_YOUR GOAL_
Using the data beneath, show every line that includes the word "Read".

--- start DATA FOR PROCESSING ---

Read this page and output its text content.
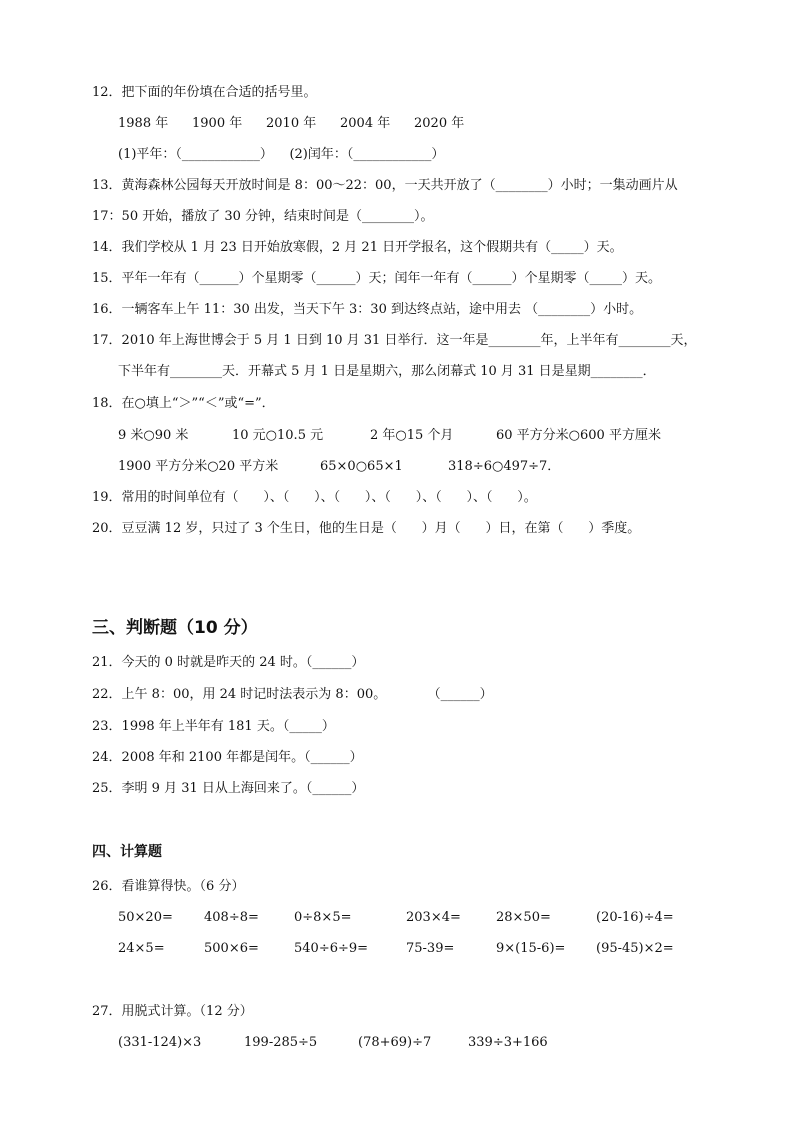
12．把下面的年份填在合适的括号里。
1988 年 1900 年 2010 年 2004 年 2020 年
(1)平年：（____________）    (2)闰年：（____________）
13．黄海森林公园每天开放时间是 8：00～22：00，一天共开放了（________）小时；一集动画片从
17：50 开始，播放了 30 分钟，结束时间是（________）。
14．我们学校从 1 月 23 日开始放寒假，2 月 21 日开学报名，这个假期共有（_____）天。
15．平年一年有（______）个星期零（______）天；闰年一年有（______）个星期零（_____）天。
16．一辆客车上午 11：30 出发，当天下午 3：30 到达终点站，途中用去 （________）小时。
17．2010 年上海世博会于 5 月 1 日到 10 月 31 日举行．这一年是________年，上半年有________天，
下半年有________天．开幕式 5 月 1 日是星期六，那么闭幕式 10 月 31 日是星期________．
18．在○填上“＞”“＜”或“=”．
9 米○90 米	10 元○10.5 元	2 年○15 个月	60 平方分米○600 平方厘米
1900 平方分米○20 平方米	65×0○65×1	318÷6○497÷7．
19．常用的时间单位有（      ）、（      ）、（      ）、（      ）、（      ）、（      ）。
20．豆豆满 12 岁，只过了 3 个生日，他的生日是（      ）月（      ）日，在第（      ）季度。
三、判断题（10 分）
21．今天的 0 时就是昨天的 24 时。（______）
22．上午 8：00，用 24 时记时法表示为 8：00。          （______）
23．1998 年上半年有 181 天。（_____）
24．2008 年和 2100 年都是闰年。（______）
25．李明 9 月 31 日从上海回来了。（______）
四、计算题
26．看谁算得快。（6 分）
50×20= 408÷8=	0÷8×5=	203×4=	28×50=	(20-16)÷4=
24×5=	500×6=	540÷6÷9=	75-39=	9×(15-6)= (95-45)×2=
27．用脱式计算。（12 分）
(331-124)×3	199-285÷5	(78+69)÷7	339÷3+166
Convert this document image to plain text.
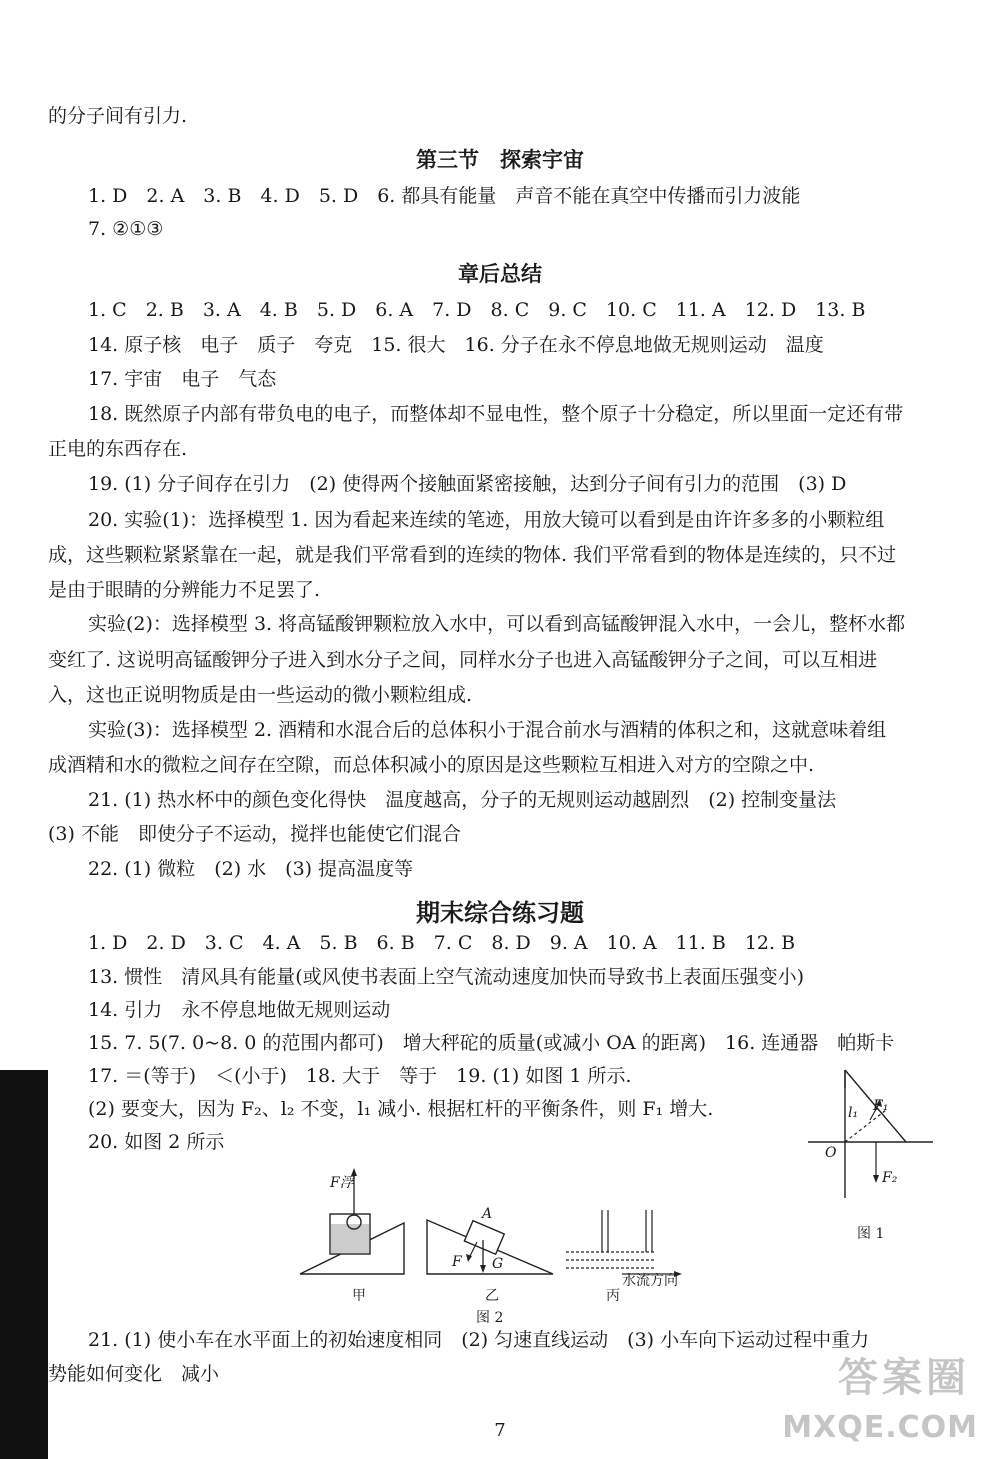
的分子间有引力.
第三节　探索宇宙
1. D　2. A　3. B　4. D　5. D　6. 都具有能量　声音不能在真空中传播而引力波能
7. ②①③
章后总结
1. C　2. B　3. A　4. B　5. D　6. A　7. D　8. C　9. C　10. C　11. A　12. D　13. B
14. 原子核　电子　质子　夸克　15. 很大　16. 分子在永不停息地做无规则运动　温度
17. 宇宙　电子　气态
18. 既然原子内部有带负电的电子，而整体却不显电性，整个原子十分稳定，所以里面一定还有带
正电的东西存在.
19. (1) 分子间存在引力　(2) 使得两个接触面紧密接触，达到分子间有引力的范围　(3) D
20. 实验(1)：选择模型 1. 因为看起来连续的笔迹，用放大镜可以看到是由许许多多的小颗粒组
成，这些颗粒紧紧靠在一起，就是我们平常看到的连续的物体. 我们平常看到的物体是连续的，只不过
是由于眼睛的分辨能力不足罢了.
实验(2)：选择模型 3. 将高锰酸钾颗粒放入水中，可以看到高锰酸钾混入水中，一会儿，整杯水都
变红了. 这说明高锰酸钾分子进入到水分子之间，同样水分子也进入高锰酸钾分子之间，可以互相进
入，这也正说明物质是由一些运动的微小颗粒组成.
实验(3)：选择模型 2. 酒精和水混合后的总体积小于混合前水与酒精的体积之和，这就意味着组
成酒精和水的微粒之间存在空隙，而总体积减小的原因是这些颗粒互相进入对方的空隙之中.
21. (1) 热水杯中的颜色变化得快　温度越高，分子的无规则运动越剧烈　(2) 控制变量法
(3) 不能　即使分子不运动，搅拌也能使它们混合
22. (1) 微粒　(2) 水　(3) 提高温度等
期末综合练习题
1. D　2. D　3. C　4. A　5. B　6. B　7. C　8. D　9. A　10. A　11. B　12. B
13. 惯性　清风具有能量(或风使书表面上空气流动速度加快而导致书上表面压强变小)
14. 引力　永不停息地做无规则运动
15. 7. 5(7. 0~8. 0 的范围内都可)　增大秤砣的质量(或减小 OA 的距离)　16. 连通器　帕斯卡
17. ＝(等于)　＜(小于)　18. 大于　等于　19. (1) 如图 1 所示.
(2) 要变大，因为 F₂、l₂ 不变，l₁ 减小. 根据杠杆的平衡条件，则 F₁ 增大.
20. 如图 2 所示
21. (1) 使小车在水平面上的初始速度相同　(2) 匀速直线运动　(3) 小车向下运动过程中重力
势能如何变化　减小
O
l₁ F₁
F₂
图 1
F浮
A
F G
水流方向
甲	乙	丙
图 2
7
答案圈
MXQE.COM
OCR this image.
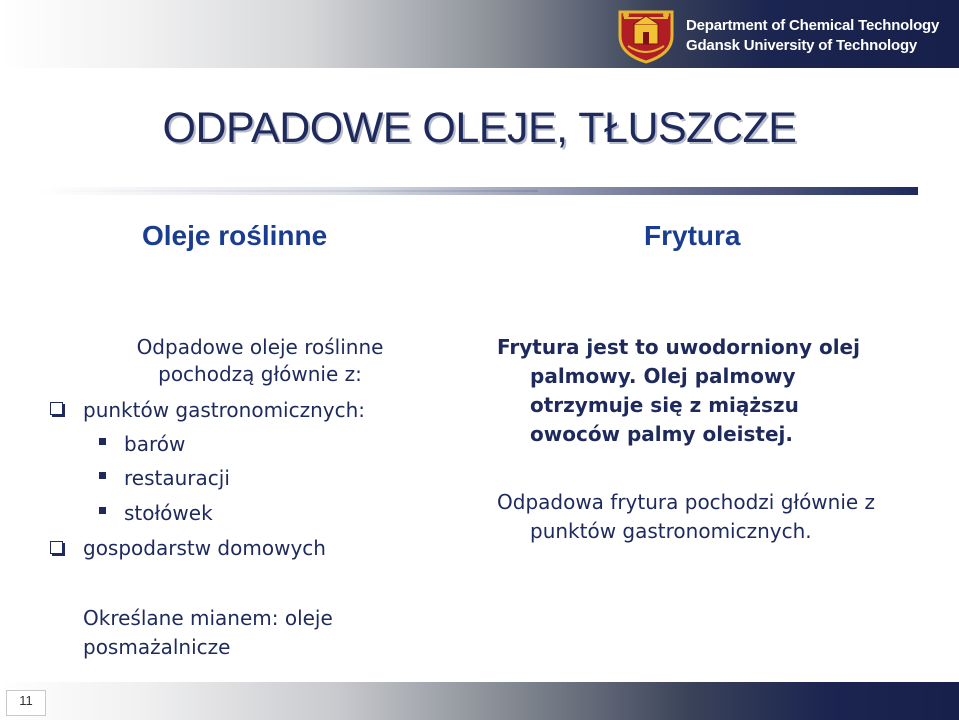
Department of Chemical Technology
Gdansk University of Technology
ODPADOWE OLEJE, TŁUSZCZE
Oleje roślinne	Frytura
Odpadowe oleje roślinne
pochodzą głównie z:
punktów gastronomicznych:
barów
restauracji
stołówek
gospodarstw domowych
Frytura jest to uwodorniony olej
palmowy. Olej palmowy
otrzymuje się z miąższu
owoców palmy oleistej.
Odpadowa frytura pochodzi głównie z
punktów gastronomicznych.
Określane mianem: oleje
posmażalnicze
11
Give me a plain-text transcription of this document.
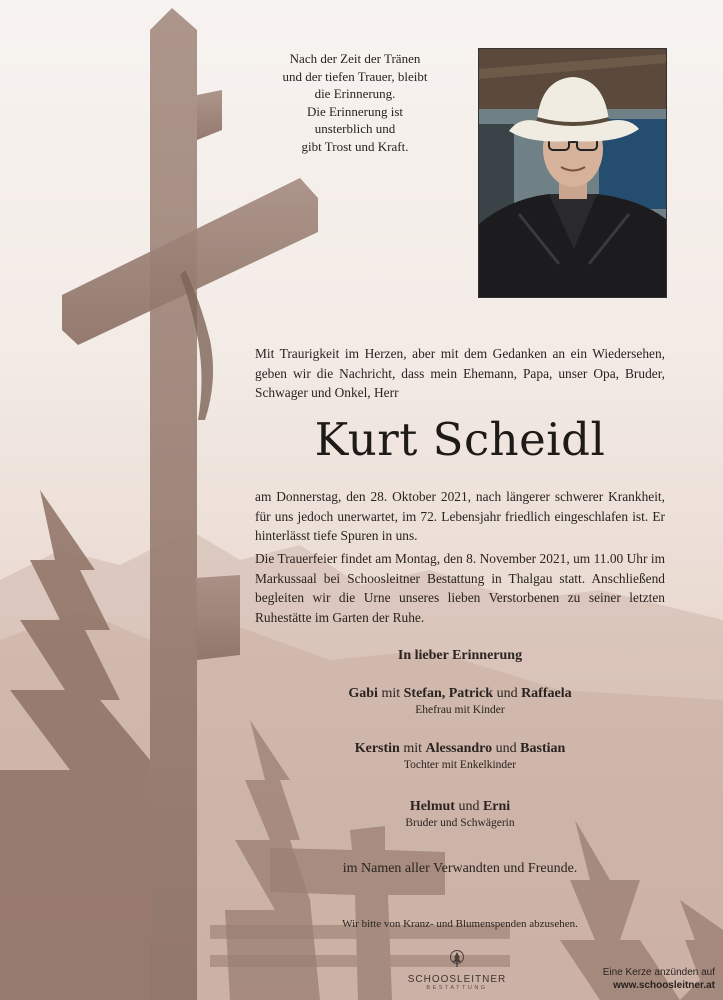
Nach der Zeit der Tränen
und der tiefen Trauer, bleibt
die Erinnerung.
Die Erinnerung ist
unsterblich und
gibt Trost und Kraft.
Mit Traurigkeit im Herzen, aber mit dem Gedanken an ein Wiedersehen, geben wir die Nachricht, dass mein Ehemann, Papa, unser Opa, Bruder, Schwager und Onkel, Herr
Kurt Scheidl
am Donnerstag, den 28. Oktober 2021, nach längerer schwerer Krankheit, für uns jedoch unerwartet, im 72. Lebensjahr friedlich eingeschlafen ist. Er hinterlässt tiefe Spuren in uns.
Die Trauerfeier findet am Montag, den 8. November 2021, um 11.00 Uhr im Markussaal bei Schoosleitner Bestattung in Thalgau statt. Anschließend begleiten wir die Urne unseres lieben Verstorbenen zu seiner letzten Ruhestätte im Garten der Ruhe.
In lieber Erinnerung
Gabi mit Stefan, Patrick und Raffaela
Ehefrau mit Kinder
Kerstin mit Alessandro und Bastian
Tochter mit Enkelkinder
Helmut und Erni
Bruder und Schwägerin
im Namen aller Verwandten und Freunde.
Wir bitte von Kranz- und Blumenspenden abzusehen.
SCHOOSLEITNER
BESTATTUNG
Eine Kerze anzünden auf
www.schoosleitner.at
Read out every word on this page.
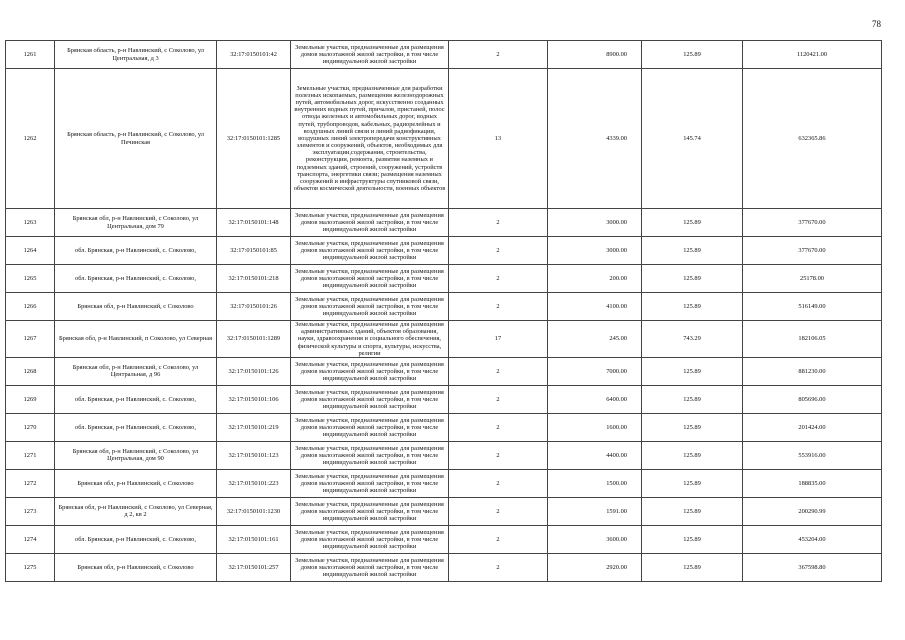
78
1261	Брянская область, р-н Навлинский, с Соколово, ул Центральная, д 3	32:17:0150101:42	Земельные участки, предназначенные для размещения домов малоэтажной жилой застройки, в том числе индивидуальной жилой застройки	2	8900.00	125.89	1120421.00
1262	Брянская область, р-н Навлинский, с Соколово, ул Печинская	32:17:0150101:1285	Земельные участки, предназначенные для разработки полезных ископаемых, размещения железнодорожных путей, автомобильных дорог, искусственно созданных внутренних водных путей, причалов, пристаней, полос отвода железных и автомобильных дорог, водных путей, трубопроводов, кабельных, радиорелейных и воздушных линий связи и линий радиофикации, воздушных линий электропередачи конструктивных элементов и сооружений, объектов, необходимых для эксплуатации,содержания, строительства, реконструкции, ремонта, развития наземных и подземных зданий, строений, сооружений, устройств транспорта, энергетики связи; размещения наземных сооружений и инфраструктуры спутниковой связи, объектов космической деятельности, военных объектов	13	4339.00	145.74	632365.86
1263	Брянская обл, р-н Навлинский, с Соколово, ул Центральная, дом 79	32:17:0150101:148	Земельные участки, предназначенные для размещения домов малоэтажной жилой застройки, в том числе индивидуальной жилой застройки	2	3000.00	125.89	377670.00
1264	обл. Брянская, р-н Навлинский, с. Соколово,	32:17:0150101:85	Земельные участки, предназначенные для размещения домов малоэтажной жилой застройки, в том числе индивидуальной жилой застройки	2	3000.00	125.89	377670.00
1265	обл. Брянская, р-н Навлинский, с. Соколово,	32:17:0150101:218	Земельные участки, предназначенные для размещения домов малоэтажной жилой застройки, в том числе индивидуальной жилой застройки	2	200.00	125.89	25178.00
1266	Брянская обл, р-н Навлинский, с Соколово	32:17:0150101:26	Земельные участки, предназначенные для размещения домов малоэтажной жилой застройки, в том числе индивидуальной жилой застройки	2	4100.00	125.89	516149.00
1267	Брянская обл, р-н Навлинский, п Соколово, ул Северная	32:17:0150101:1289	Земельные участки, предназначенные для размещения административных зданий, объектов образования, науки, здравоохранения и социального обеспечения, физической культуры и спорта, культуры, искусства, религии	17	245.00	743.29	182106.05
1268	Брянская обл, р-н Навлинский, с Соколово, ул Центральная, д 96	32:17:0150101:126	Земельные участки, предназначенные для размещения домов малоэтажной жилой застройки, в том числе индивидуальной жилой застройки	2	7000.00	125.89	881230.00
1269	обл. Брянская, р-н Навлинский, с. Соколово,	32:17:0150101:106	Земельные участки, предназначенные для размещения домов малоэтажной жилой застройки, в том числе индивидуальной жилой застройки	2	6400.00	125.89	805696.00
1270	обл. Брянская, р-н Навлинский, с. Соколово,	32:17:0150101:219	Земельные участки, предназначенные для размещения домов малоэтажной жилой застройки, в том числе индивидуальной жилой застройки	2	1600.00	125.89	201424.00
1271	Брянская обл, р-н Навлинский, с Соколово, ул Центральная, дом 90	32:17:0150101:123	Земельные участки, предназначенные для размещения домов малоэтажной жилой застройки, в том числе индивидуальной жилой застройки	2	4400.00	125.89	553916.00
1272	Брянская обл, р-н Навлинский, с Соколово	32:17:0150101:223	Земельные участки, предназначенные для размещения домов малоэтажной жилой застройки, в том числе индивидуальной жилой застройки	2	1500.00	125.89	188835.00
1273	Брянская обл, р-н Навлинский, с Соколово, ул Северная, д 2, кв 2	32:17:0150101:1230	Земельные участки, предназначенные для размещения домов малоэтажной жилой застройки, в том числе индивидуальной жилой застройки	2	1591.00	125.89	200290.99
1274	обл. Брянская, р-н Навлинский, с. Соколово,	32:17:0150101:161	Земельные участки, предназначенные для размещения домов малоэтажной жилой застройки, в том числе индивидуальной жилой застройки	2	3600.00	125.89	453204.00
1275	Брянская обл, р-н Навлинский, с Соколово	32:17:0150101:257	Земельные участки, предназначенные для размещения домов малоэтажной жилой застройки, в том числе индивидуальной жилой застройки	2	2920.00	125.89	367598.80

--- end DATA FOR PROCESSING ---

_FINAL RESULT_
Read this page and output its text content.
Read out every word on this page.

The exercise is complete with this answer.